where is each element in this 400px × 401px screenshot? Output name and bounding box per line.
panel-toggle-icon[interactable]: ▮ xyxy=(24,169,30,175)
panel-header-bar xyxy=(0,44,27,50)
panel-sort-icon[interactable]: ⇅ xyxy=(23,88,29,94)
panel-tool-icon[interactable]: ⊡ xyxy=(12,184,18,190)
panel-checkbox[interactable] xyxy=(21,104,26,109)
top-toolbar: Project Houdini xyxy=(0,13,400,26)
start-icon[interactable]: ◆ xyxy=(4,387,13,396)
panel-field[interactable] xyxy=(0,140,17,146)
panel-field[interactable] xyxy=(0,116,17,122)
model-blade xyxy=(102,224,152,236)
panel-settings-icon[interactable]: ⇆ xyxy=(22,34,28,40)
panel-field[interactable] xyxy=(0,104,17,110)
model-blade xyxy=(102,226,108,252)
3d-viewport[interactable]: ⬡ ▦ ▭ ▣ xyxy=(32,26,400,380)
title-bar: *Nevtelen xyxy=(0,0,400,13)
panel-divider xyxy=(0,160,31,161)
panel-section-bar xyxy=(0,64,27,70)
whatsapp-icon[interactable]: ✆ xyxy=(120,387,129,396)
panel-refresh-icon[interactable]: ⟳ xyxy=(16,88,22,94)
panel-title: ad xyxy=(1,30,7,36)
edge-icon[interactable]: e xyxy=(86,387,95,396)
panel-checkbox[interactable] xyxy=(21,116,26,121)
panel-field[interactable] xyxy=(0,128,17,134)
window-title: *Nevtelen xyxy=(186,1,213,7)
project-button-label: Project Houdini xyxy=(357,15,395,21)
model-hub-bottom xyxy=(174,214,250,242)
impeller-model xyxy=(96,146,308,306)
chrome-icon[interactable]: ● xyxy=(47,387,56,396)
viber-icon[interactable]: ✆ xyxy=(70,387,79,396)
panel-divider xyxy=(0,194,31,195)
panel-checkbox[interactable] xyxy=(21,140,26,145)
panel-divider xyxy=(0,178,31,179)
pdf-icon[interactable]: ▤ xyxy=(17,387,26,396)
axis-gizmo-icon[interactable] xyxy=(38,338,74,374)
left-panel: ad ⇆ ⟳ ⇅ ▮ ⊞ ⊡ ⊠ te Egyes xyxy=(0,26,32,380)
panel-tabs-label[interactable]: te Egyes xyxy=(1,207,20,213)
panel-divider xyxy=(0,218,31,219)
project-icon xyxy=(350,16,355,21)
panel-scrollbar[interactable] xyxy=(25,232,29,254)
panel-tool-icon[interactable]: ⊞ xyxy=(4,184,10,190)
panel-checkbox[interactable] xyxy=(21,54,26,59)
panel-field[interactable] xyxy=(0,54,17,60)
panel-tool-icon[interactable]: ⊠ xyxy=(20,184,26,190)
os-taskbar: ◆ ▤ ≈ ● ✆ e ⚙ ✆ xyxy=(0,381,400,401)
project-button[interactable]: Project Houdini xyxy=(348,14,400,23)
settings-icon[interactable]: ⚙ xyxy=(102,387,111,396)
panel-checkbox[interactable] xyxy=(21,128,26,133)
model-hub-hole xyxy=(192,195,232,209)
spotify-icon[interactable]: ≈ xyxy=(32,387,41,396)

## Written instruction:
Please substitute "home-icon" for "start-icon" in the listing, starting at its first line and ending at the line containing "panel-field[interactable] xyxy=(0,140,17,146)". Give those lines back with everything else left unchanged.

## Output:
where is each element in this 400px × 401px screenshot? Output name and bounding box per line.
panel-toggle-icon[interactable]: ▮ xyxy=(24,169,30,175)
panel-header-bar xyxy=(0,44,27,50)
panel-sort-icon[interactable]: ⇅ xyxy=(23,88,29,94)
panel-tool-icon[interactable]: ⊡ xyxy=(12,184,18,190)
panel-checkbox[interactable] xyxy=(21,104,26,109)
top-toolbar: Project Houdini xyxy=(0,13,400,26)
home-icon[interactable]: ◆ xyxy=(4,387,13,396)
panel-field[interactable] xyxy=(0,140,17,146)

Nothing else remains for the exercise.